§ Aim:
What number of lines in the material contain the word "virtual"? Give that number alone.

Records from a dataset:

━━━━━━

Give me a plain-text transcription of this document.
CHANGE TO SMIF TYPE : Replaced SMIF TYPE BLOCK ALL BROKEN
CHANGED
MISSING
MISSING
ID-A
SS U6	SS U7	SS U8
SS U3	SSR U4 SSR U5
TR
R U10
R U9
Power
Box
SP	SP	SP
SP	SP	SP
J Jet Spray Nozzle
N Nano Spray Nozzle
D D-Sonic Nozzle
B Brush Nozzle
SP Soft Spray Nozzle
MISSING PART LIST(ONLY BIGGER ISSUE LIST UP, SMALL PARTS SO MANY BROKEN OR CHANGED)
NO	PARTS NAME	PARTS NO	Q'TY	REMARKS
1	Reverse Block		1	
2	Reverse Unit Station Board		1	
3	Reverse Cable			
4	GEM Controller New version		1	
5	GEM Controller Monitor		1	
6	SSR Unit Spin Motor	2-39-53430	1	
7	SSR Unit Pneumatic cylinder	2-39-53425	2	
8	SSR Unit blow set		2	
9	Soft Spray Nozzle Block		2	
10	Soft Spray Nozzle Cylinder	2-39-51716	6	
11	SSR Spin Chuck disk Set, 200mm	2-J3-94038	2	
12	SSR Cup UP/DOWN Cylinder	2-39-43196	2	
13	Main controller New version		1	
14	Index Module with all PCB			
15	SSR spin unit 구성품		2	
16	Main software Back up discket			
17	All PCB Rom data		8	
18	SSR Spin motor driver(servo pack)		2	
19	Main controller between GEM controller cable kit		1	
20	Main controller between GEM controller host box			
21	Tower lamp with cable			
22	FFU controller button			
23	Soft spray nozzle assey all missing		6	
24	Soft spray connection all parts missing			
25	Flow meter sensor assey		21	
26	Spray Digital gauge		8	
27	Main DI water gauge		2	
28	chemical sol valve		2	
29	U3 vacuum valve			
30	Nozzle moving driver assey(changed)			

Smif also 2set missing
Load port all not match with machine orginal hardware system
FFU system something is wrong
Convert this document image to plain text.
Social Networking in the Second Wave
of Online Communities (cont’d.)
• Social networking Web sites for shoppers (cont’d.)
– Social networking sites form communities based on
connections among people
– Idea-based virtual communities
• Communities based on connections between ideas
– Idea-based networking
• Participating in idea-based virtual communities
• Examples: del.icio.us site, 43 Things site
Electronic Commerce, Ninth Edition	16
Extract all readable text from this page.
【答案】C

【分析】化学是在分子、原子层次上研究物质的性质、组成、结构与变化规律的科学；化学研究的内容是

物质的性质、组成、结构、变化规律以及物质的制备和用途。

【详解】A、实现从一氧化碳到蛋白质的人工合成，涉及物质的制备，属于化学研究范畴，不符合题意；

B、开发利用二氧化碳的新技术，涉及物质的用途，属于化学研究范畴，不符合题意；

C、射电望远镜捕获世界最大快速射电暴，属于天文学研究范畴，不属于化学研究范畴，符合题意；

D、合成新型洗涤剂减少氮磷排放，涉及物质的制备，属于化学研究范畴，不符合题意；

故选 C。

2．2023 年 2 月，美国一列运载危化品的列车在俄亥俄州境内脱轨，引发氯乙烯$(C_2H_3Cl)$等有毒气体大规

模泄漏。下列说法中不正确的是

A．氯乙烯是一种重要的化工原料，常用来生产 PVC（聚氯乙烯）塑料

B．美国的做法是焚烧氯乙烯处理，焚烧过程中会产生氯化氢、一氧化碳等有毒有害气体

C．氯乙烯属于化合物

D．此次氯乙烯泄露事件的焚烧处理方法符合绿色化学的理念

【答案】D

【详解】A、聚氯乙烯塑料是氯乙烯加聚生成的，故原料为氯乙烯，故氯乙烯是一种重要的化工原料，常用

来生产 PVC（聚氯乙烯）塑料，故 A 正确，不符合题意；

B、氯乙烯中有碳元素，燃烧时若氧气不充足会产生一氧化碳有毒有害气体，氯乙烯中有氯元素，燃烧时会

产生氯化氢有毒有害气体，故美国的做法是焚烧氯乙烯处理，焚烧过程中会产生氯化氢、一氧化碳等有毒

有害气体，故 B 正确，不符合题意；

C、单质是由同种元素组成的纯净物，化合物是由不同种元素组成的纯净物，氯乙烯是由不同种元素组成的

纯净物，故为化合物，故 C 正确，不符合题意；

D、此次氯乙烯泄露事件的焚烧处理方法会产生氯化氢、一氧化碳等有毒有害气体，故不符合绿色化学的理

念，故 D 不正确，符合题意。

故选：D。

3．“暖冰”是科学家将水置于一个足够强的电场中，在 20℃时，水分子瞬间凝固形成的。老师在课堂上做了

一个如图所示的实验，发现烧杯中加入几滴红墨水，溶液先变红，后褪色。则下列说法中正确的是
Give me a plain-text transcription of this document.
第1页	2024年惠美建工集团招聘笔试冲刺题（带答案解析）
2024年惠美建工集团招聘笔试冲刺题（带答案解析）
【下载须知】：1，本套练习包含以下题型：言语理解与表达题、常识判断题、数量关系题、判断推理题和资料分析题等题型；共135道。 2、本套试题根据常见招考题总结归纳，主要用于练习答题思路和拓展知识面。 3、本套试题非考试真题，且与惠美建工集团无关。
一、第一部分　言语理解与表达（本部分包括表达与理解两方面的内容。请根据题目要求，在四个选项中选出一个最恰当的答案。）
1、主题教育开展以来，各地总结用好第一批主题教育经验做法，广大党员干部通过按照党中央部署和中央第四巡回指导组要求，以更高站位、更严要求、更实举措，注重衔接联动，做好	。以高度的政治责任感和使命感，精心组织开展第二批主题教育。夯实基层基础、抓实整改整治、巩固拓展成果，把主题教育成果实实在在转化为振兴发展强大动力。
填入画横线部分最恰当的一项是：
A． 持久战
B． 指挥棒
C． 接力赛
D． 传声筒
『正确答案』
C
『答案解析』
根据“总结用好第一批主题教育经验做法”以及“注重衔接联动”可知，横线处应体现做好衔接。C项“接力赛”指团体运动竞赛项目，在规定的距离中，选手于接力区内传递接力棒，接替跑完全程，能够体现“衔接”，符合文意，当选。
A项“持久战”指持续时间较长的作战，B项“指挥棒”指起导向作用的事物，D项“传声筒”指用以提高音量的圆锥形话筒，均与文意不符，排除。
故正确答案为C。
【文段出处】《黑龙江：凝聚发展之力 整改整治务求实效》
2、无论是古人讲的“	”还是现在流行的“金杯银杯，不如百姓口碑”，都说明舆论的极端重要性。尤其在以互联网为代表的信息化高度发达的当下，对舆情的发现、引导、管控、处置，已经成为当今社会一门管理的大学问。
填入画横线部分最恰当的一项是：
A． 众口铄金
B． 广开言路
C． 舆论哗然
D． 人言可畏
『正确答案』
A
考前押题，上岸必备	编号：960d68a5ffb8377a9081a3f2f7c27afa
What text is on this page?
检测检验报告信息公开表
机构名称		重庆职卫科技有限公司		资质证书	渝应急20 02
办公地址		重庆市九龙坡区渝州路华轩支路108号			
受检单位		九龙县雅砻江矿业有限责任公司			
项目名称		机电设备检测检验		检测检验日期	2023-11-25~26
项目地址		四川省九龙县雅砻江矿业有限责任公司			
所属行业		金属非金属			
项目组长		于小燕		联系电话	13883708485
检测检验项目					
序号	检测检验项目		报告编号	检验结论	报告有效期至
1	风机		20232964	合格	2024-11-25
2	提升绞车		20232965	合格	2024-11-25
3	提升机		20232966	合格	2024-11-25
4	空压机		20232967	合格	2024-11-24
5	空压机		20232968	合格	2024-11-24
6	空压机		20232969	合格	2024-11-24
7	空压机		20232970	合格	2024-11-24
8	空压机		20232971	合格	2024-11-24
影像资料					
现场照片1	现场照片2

━━━━━━

§ Solution to the exercise:
2